start
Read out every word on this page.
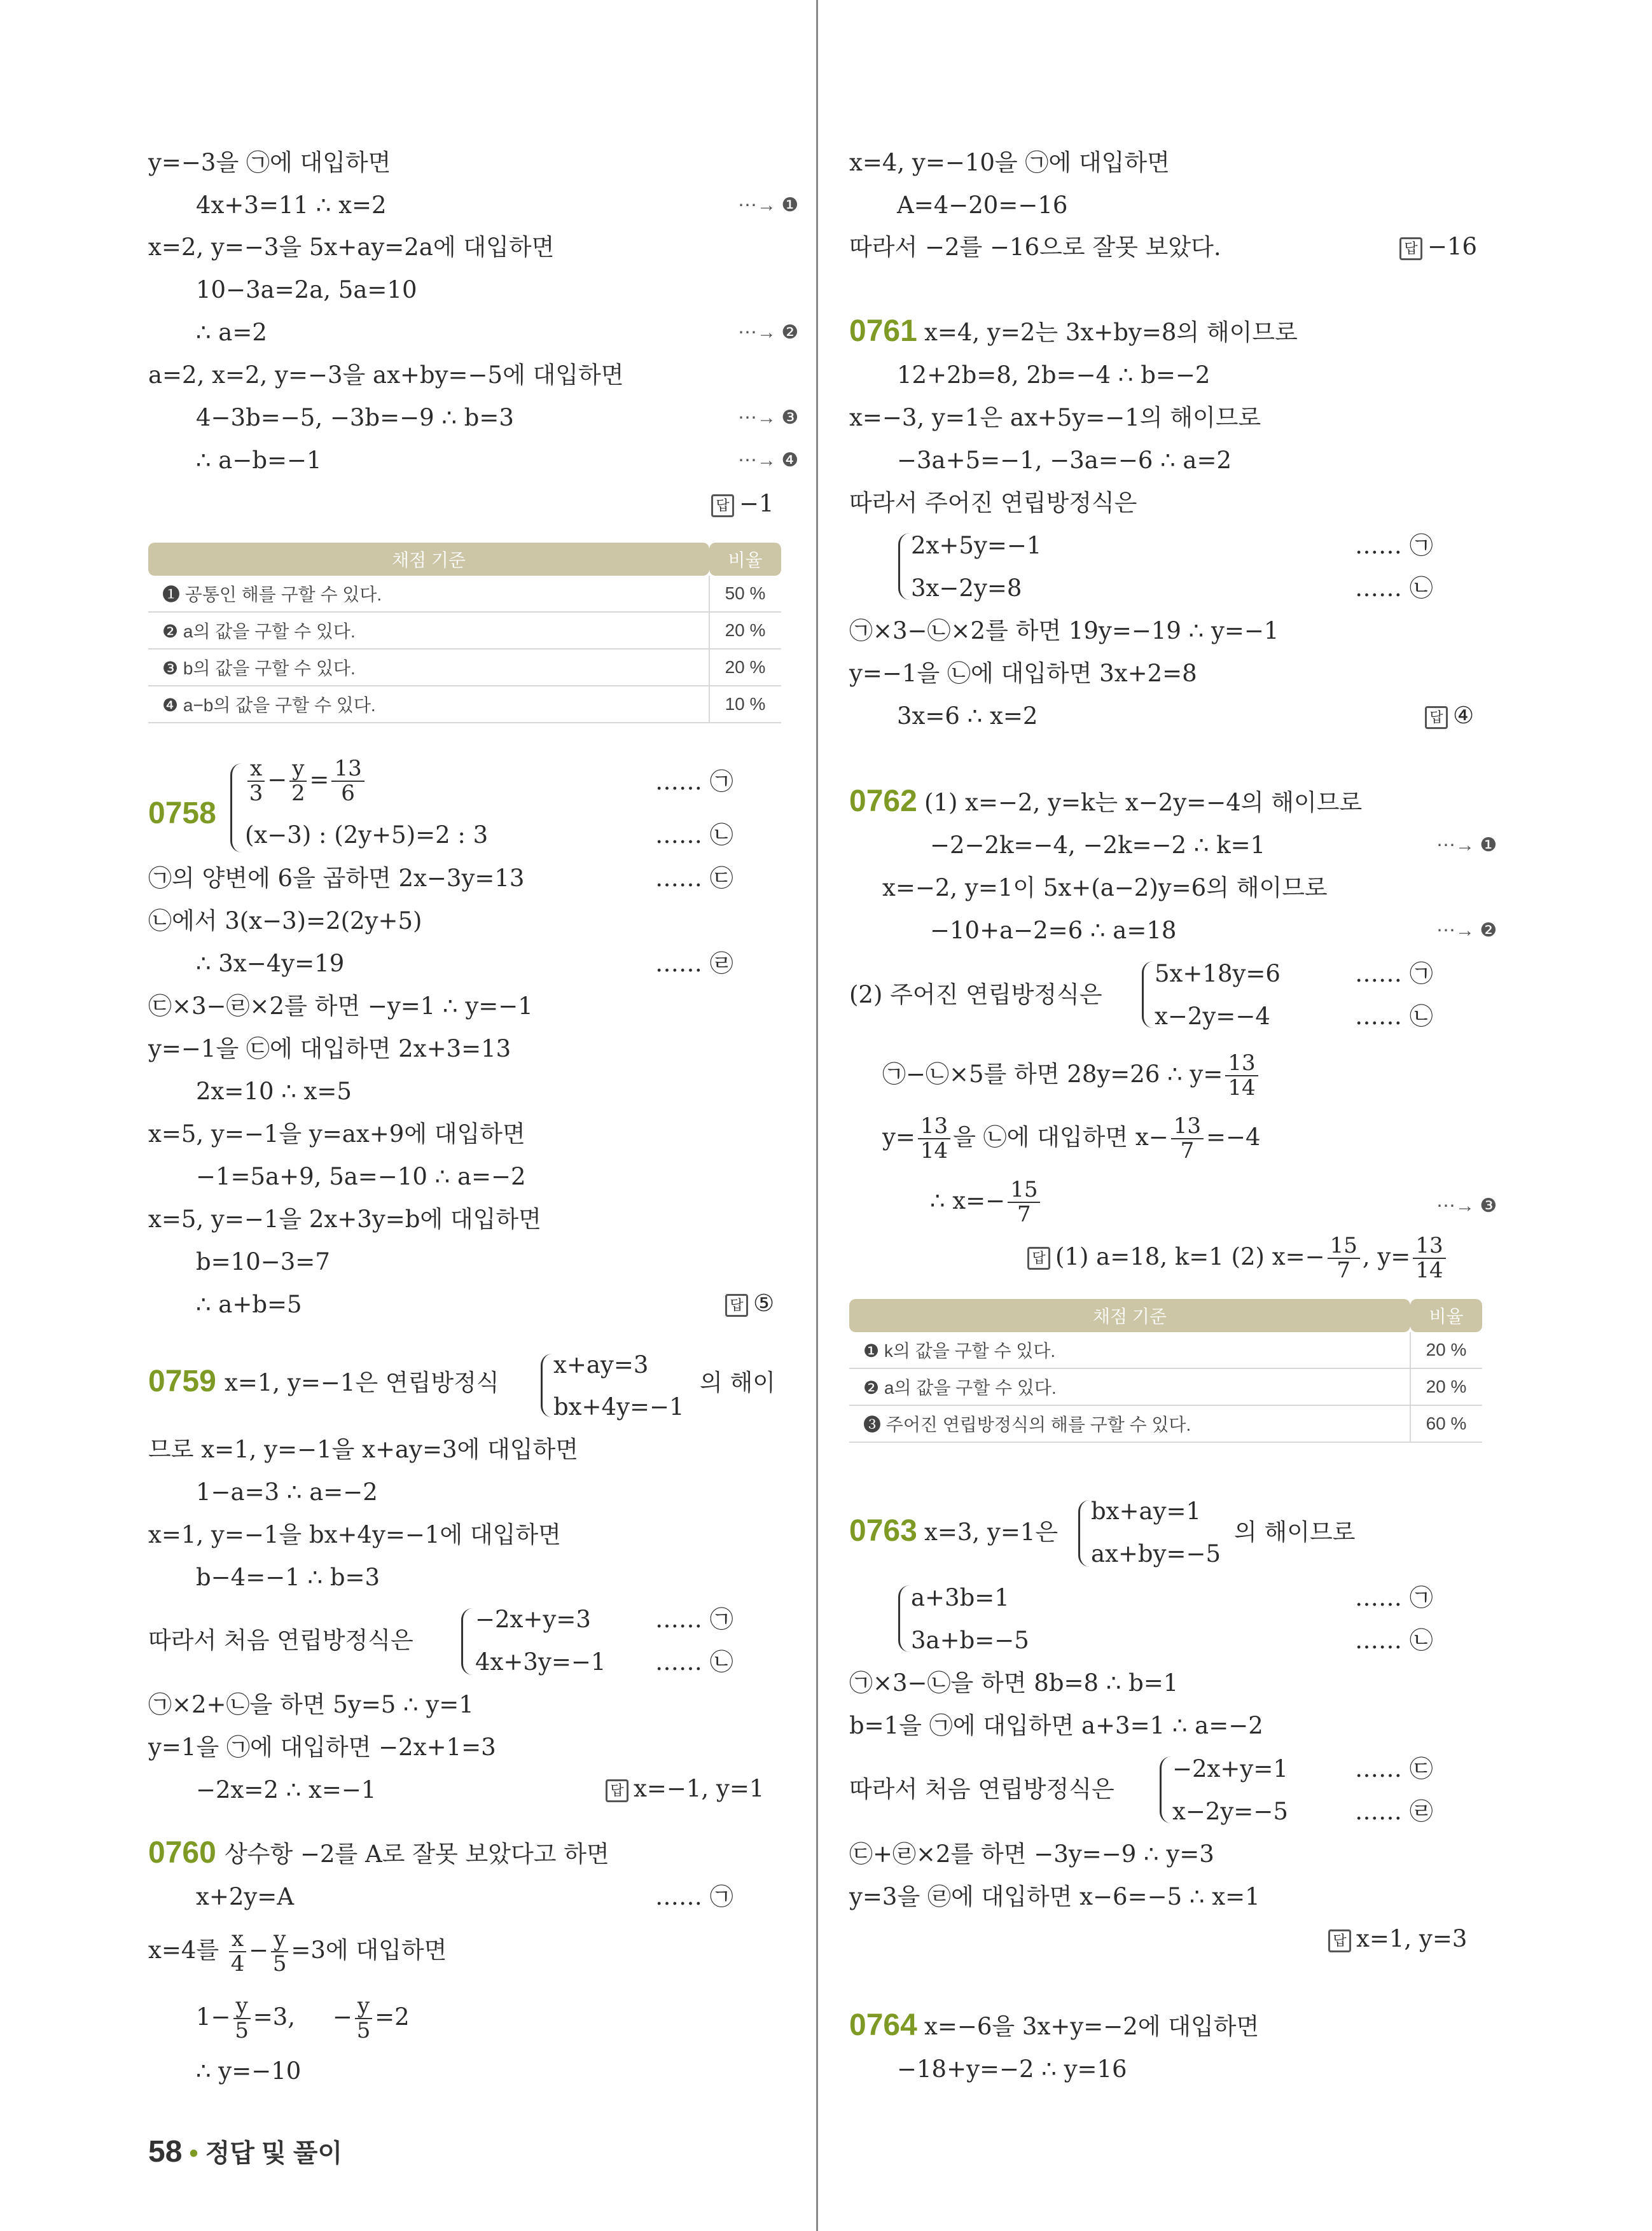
y=−3을 ㉠에 대입하면
4x+3=11 ∴ x=2	⋯→ ❶
x=2, y=−3을 5x+ay=2a에 대입하면
10−3a=2a, 5a=10
∴ a=2	⋯→ ❷
a=2, x=2, y=−3을 ax+by=−5에 대입하면
4−3b=−5, −3b=−9 ∴ b=3	⋯→ ❸
∴ a−b=−1	⋯→ ❹
답 −1
채점 기준	비율
❶ 공통인 해를 구할 수 있다.	50 %
❷ a의 값을 구할 수 있다.	20 %
❸ b의 값을 구할 수 있다.	20 %
❹ a−b의 값을 구할 수 있다.	10 %
0758
$\frac{x}{3} - \frac{y}{2} = \frac{13}{6}$	…… ㉠
(x−3) : (2y+5)=2 : 3	…… ㉡
㉠의 양변에 6을 곱하면 2x−3y=13	…… ㉢
㉡에서 3(x−3)=2(2y+5)
∴ 3x−4y=19	…… ㉣
㉢×3−㉣×2를 하면 −y=1 ∴ y=−1
y=−1을 ㉢에 대입하면 2x+3=13
2x=10 ∴ x=5
x=5, y=−1을 y=ax+9에 대입하면
−1=5a+9, 5a=−10 ∴ a=−2
x=5, y=−1을 2x+3y=b에 대입하면
b=10−3=7
∴ a+b=5	답 ⑤
0759 x=1, y=−1은 연립방정식
x+ay=3
bx+4y=−1
의 해이
므로 x=1, y=−1을 x+ay=3에 대입하면
1−a=3 ∴ a=−2
x=1, y=−1을 bx+4y=−1에 대입하면
b−4=−1 ∴ b=3
따라서 처음 연립방정식은
−2x+y=3	…… ㉠
4x+3y=−1 …… ㉡
㉠×2+㉡을 하면 5y=5 ∴ y=1
y=1을 ㉠에 대입하면 −2x+1=3
−2x=2 ∴ x=−1	답 x=−1, y=1
0760 상수항 −2를 A로 잘못 보았다고 하면
x+2y=A	…… ㉠
x=4를 $\frac{x}{4} - \frac{y}{5} =3$에 대입하면
$1- \frac{y}{5} =3$, − $\frac{y}{5} =2$
∴ y=−10
x=4, y=−10을 ㉠에 대입하면
A=4−20=−16
따라서 −2를 −16으로 잘못 보았다.	답 −16
0761 x=4, y=2는 3x+by=8의 해이므로
12+2b=8, 2b=−4 ∴ b=−2
x=−3, y=1은 ax+5y=−1의 해이므로
−3a+5=−1, −3a=−6 ∴ a=2
따라서 주어진 연립방정식은
2x+5y=−1	…… ㉠
3x−2y=8	…… ㉡
㉠×3−㉡×2를 하면 19y=−19 ∴ y=−1
y=−1을 ㉡에 대입하면 3x+2=8
3x=6 ∴ x=2	답 ④
0762 (1) x=−2, y=k는 x−2y=−4의 해이므로
−2−2k=−4, −2k=−2 ∴ k=1	⋯→ ❶
x=−2, y=1이 5x+(a−2)y=6의 해이므로
−10+a−2=6 ∴ a=18	⋯→ ❷
(2) 주어진 연립방정식은
5x+18y=6	…… ㉠
x−2y=−4	…… ㉡
㉠−㉡×5를 하면 28y=26 ∴ $y= \frac{13}{14}$
$y= \frac{13}{14}$ 을 ㉡에 대입하면 $x- \frac{13}{7} =-4$
∴ $x=- \frac{15}{7}$	⋯→ ❸
답 (1) a=18, k=1 (2) $x=- \frac{15}{7}$ , $y= \frac{13}{14}$
채점 기준	비율
❶ k의 값을 구할 수 있다.	20 %
❷ a의 값을 구할 수 있다.	20 %
❸ 주어진 연립방정식의 해를 구할 수 있다.	60 %
0763 x=3, y=1은
bx+ay=1
ax+by=−5
의 해이므로
a+3b=1	…… ㉠
3a+b=−5	…… ㉡
㉠×3−㉡을 하면 8b=8 ∴ b=1
b=1을 ㉠에 대입하면 a+3=1 ∴ a=−2
따라서 처음 연립방정식은
−2x+y=1	…… ㉢
x−2y=−5	…… ㉣
㉢+㉣×2를 하면 −3y=−9 ∴ y=3
y=3을 ㉣에 대입하면 x−6=−5 ∴ x=1
답 x=1, y=3
0764 x=−6을 3x+y=−2에 대입하면
−18+y=−2 ∴ y=16
58 • 정답 및 풀이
end
**Your task:**
Repeat the full listing above exactly, with no pictures in the copy.

**Task response:**
Read out every word on this page.
y=−3을 ㉠에 대입하면
4x+3=11 ∴ x=2	⋯→ ❶
x=2, y=−3을 5x+ay=2a에 대입하면
10−3a=2a, 5a=10
∴ a=2	⋯→ ❷
a=2, x=2, y=−3을 ax+by=−5에 대입하면
4−3b=−5, −3b=−9 ∴ b=3	⋯→ ❸
∴ a−b=−1	⋯→ ❹
답 −1
채점 기준	비율
❶ 공통인 해를 구할 수 있다.	50 %
❷ a의 값을 구할 수 있다.	20 %
❸ b의 값을 구할 수 있다.	20 %
❹ a−b의 값을 구할 수 있다.	10 %
0758
$\frac{x}{3} - \frac{y}{2} = \frac{13}{6}$	…… ㉠
(x−3) : (2y+5)=2 : 3	…… ㉡
㉠의 양변에 6을 곱하면 2x−3y=13	…… ㉢
㉡에서 3(x−3)=2(2y+5)
∴ 3x−4y=19	…… ㉣
㉢×3−㉣×2를 하면 −y=1 ∴ y=−1
y=−1을 ㉢에 대입하면 2x+3=13
2x=10 ∴ x=5
x=5, y=−1을 y=ax+9에 대입하면
−1=5a+9, 5a=−10 ∴ a=−2
x=5, y=−1을 2x+3y=b에 대입하면
b=10−3=7
∴ a+b=5	답 ⑤
0759 x=1, y=−1은 연립방정식
x+ay=3
bx+4y=−1
의 해이
므로 x=1, y=−1을 x+ay=3에 대입하면
1−a=3 ∴ a=−2
x=1, y=−1을 bx+4y=−1에 대입하면
b−4=−1 ∴ b=3
따라서 처음 연립방정식은
−2x+y=3	…… ㉠
4x+3y=−1 …… ㉡
㉠×2+㉡을 하면 5y=5 ∴ y=1
y=1을 ㉠에 대입하면 −2x+1=3
−2x=2 ∴ x=−1	답 x=−1, y=1
0760 상수항 −2를 A로 잘못 보았다고 하면
x+2y=A	…… ㉠
x=4를 $\frac{x}{4} - \frac{y}{5} =3$에 대입하면
$1- \frac{y}{5} =3$, − $\frac{y}{5} =2$
∴ y=−10
x=4, y=−10을 ㉠에 대입하면
A=4−20=−16
따라서 −2를 −16으로 잘못 보았다.	답 −16
0761 x=4, y=2는 3x+by=8의 해이므로
12+2b=8, 2b=−4 ∴ b=−2
x=−3, y=1은 ax+5y=−1의 해이므로
−3a+5=−1, −3a=−6 ∴ a=2
따라서 주어진 연립방정식은
2x+5y=−1	…… ㉠
3x−2y=8	…… ㉡
㉠×3−㉡×2를 하면 19y=−19 ∴ y=−1
y=−1을 ㉡에 대입하면 3x+2=8
3x=6 ∴ x=2	답 ④
0762 (1) x=−2, y=k는 x−2y=−4의 해이므로
−2−2k=−4, −2k=−2 ∴ k=1	⋯→ ❶
x=−2, y=1이 5x+(a−2)y=6의 해이므로
−10+a−2=6 ∴ a=18	⋯→ ❷
(2) 주어진 연립방정식은
5x+18y=6	…… ㉠
x−2y=−4	…… ㉡
㉠−㉡×5를 하면 28y=26 ∴ $y= \frac{13}{14}$
$y= \frac{13}{14}$ 을 ㉡에 대입하면 $x- \frac{13}{7} =-4$
∴ $x=- \frac{15}{7}$	⋯→ ❸
답 (1) a=18, k=1 (2) $x=- \frac{15}{7}$ , $y= \frac{13}{14}$
채점 기준	비율
❶ k의 값을 구할 수 있다.	20 %
❷ a의 값을 구할 수 있다.	20 %
❸ 주어진 연립방정식의 해를 구할 수 있다.	60 %
0763 x=3, y=1은
bx+ay=1
ax+by=−5
의 해이므로
a+3b=1	…… ㉠
3a+b=−5	…… ㉡
㉠×3−㉡을 하면 8b=8 ∴ b=1
b=1을 ㉠에 대입하면 a+3=1 ∴ a=−2
따라서 처음 연립방정식은
−2x+y=1	…… ㉢
x−2y=−5	…… ㉣
㉢+㉣×2를 하면 −3y=−9 ∴ y=3
y=3을 ㉣에 대입하면 x−6=−5 ∴ x=1
답 x=1, y=3
0764 x=−6을 3x+y=−2에 대입하면
−18+y=−2 ∴ y=16
58 • 정답 및 풀이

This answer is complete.